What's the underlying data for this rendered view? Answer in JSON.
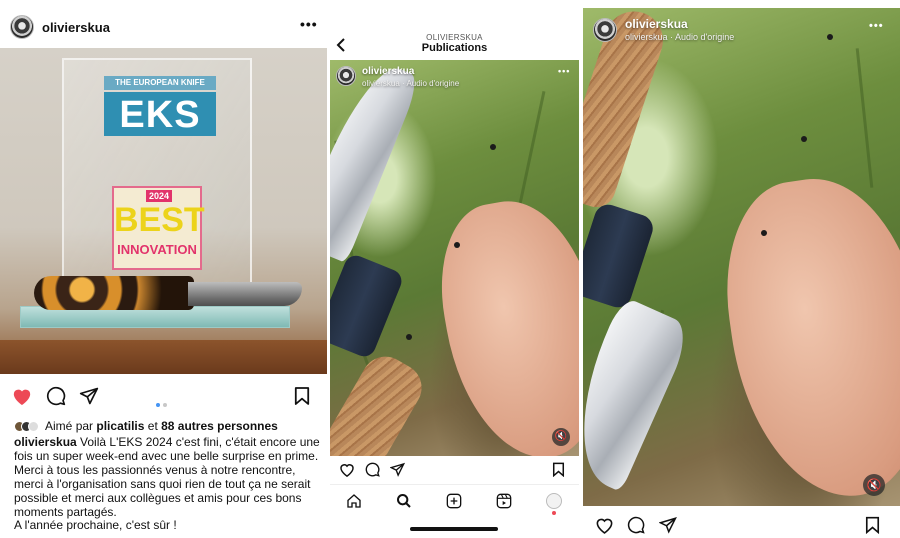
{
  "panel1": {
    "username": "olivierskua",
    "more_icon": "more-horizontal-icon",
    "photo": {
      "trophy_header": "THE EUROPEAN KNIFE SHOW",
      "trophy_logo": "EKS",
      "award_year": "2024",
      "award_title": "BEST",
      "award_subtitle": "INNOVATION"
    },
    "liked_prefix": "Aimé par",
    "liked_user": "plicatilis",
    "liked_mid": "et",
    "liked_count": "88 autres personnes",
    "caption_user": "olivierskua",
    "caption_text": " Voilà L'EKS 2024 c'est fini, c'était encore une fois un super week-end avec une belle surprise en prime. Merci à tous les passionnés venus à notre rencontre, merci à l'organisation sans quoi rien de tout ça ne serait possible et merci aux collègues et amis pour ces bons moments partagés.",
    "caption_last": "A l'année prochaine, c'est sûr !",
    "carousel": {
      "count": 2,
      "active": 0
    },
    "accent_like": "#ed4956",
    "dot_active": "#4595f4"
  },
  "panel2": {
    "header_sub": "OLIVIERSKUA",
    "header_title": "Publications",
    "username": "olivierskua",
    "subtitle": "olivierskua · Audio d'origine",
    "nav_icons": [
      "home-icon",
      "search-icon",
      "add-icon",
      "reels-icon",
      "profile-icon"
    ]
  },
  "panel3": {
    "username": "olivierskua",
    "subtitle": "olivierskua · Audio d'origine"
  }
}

=-=-=

» WORK REQUIRED
Lines holding the word "Audio" should be counted across the entries; state only how many there are.

» REPLY TO THE EXERCISE
2